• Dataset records
--------------------------------------------------

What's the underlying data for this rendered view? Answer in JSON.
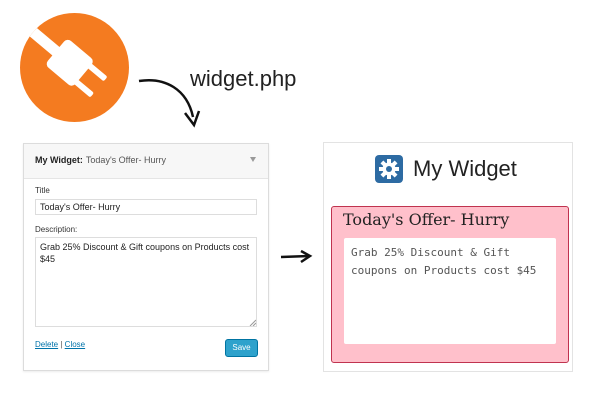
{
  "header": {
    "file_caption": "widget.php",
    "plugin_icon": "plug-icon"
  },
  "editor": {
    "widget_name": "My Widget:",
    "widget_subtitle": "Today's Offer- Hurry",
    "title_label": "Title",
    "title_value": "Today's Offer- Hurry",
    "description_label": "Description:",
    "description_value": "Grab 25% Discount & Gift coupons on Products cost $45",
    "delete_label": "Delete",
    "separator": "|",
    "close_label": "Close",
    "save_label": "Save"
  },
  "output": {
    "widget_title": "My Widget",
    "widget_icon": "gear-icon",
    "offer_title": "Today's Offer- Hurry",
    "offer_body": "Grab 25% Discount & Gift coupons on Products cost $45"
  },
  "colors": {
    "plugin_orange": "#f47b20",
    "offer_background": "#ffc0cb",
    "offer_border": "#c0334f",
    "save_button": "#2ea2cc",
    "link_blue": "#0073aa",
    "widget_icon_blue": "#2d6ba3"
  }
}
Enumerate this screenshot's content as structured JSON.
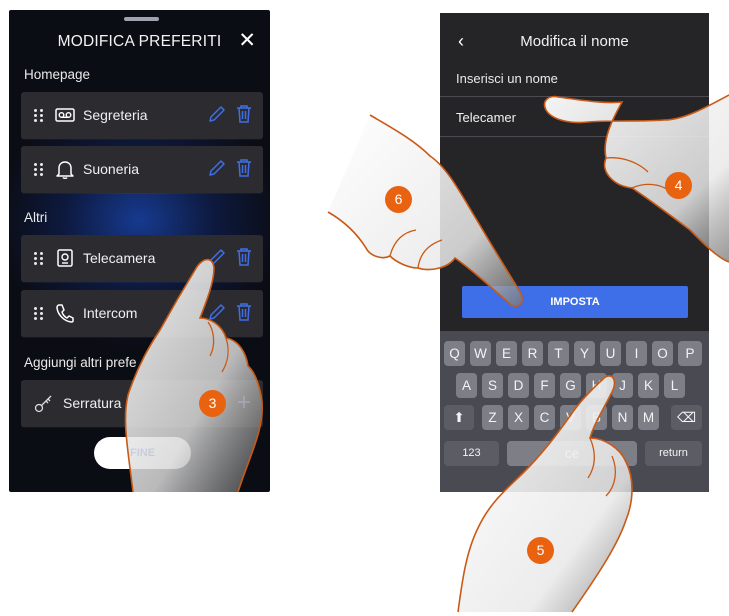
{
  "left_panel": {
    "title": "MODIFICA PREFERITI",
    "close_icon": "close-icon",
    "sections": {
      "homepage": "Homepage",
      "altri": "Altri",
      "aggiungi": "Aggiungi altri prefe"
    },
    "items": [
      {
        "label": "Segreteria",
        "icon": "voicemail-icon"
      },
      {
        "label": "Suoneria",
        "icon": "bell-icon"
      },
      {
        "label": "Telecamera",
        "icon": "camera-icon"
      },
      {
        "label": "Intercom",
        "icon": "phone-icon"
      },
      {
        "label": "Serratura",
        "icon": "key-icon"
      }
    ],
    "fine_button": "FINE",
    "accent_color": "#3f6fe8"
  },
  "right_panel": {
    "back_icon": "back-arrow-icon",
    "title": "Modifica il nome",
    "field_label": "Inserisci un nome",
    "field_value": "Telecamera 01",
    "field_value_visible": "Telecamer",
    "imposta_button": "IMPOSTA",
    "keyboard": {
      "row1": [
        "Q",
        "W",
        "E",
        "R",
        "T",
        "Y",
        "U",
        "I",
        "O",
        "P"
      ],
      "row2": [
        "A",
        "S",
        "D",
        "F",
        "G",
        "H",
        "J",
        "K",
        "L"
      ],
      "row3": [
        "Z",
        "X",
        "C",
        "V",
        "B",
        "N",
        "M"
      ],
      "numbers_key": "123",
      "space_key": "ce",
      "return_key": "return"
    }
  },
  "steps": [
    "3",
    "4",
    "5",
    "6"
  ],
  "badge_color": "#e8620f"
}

--------------------------------------------------

Verbatim reproduction of every record is required; images are left out.

• Response below
What's the underlying data for this rendered view? Answer in JSON.
{
  "header": {
    "file_caption": "widget.php",
    "plugin_icon": "plug-icon"
  },
  "editor": {
    "widget_name": "My Widget:",
    "widget_subtitle": "Today's Offer- Hurry",
    "title_label": "Title",
    "title_value": "Today's Offer- Hurry",
    "description_label": "Description:",
    "description_value": "Grab 25% Discount & Gift coupons on Products cost $45",
    "delete_label": "Delete",
    "separator": "|",
    "close_label": "Close",
    "save_label": "Save"
  },
  "output": {
    "widget_title": "My Widget",
    "widget_icon": "gear-icon",
    "offer_title": "Today's Offer- Hurry",
    "offer_body": "Grab 25% Discount & Gift coupons on Products cost $45"
  },
  "colors": {
    "plugin_orange": "#f47b20",
    "offer_background": "#ffc0cb",
    "offer_border": "#c0334f",
    "save_button": "#2ea2cc",
    "link_blue": "#0073aa",
    "widget_icon_blue": "#2d6ba3"
  }
}
Enumerate this screenshot's content as structured JSON.
{
  "left_panel": {
    "title": "MODIFICA PREFERITI",
    "close_icon": "close-icon",
    "sections": {
      "homepage": "Homepage",
      "altri": "Altri",
      "aggiungi": "Aggiungi altri prefe"
    },
    "items": [
      {
        "label": "Segreteria",
        "icon": "voicemail-icon"
      },
      {
        "label": "Suoneria",
        "icon": "bell-icon"
      },
      {
        "label": "Telecamera",
        "icon": "camera-icon"
      },
      {
        "label": "Intercom",
        "icon": "phone-icon"
      },
      {
        "label": "Serratura",
        "icon": "key-icon"
      }
    ],
    "fine_button": "FINE",
    "accent_color": "#3f6fe8"
  },
  "right_panel": {
    "back_icon": "back-arrow-icon",
    "title": "Modifica il nome",
    "field_label": "Inserisci un nome",
    "field_value": "Telecamera 01",
    "field_value_visible": "Telecamer",
    "imposta_button": "IMPOSTA",
    "keyboard": {
      "row1": [
        "Q",
        "W",
        "E",
        "R",
        "T",
        "Y",
        "U",
        "I",
        "O",
        "P"
      ],
      "row2": [
        "A",
        "S",
        "D",
        "F",
        "G",
        "H",
        "J",
        "K",
        "L"
      ],
      "row3": [
        "Z",
        "X",
        "C",
        "V",
        "B",
        "N",
        "M"
      ],
      "numbers_key": "123",
      "space_key": "ce",
      "return_key": "return"
    }
  },
  "steps": [
    "3",
    "4",
    "5",
    "6"
  ],
  "badge_color": "#e8620f"
}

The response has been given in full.